▶ _AIM OF THE TASK_
Output only the count of lines that contain "Спектр".

▶ _DATASET ROWS_
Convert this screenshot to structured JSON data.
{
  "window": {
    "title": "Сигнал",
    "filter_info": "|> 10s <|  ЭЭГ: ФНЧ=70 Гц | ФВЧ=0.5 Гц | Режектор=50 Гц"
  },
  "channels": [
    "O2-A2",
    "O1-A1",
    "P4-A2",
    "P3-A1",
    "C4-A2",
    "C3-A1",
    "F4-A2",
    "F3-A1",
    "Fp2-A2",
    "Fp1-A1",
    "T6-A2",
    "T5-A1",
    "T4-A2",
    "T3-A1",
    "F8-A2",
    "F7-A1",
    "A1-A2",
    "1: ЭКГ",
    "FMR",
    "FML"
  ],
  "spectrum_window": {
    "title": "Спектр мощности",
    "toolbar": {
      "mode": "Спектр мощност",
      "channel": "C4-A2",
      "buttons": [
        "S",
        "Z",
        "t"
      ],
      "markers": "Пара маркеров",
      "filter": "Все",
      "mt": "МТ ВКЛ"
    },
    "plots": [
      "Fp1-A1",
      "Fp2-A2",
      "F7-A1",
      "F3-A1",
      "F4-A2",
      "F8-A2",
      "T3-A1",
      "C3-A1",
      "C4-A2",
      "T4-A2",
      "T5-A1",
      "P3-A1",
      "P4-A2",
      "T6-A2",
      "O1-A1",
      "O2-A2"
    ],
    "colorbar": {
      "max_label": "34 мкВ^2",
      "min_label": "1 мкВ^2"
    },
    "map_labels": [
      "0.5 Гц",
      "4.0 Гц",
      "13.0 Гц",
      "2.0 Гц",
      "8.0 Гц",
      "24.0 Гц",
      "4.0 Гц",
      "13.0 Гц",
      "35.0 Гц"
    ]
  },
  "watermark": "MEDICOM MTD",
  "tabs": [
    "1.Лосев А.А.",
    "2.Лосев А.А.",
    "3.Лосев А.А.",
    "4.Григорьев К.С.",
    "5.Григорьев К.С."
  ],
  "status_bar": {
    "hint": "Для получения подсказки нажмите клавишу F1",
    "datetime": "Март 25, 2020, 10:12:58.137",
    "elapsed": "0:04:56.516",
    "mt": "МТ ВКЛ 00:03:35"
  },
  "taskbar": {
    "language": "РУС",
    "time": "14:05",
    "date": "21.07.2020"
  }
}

▶ _EXERCISE OUTPUT_
2